+++ Data in this exercise

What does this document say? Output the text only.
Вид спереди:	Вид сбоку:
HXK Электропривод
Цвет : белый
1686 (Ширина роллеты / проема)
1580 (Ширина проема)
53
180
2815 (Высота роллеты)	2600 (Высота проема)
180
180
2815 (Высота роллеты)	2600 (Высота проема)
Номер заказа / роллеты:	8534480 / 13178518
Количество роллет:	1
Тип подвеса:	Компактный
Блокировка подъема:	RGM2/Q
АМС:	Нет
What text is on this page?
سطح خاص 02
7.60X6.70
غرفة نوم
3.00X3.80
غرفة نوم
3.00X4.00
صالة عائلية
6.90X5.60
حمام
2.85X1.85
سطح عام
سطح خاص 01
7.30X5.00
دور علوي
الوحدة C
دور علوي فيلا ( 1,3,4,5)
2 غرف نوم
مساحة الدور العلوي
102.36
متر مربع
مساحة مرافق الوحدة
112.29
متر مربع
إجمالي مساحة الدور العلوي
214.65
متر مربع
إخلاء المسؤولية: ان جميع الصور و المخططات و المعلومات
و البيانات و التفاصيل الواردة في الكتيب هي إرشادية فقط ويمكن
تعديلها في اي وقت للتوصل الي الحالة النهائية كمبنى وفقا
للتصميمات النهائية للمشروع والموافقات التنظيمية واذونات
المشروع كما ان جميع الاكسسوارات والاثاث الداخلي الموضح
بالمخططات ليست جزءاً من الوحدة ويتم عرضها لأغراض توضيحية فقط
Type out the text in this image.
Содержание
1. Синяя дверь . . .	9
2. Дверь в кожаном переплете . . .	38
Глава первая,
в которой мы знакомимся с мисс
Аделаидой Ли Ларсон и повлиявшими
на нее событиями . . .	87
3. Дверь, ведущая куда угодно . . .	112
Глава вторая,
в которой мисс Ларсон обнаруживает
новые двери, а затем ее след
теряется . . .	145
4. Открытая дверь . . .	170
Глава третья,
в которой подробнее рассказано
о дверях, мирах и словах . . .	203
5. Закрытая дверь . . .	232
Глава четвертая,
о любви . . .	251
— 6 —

++++++

§ **Required task**
All of the records must be retyped exactly as they are.

§ **Exercise output**
What does this document say? Output the text only.
Вид спереди:	Вид сбоку:
HXK Электропривод
Цвет : белый
1686 (Ширина роллеты / проема)
1580 (Ширина проема)
53
180
2815 (Высота роллеты)	2600 (Высота проема)
180
180
2815 (Высота роллеты)	2600 (Высота проема)
Номер заказа / роллеты:	8534480 / 13178518
Количество роллет:	1
Тип подвеса:	Компактный
Блокировка подъема:	RGM2/Q
АМС:	Нет
What text is on this page?
سطح خاص 02
7.60X6.70
غرفة نوم
3.00X3.80
غرفة نوم
3.00X4.00
صالة عائلية
6.90X5.60
حمام
2.85X1.85
سطح عام
سطح خاص 01
7.30X5.00
دور علوي
الوحدة C
دور علوي فيلا ( 1,3,4,5)
2 غرف نوم
مساحة الدور العلوي
102.36
متر مربع
مساحة مرافق الوحدة
112.29
متر مربع
إجمالي مساحة الدور العلوي
214.65
متر مربع
إخلاء المسؤولية: ان جميع الصور و المخططات و المعلومات
و البيانات و التفاصيل الواردة في الكتيب هي إرشادية فقط ويمكن
تعديلها في اي وقت للتوصل الي الحالة النهائية كمبنى وفقا
للتصميمات النهائية للمشروع والموافقات التنظيمية واذونات
المشروع كما ان جميع الاكسسوارات والاثاث الداخلي الموضح
بالمخططات ليست جزءاً من الوحدة ويتم عرضها لأغراض توضيحية فقط
Type out the text in this image.
Содержание
1. Синяя дверь . . .	9
2. Дверь в кожаном переплете . . .	38
Глава первая,
в которой мы знакомимся с мисс
Аделаидой Ли Ларсон и повлиявшими
на нее событиями . . .	87
3. Дверь, ведущая куда угодно . . .	112
Глава вторая,
в которой мисс Ларсон обнаруживает
новые двери, а затем ее след
теряется . . .	145
4. Открытая дверь . . .	170
Глава третья,
в которой подробнее рассказано
о дверях, мирах и словах . . .	203
5. Закрытая дверь . . .	232
Глава четвертая,
о любви . . .	251
— 6 —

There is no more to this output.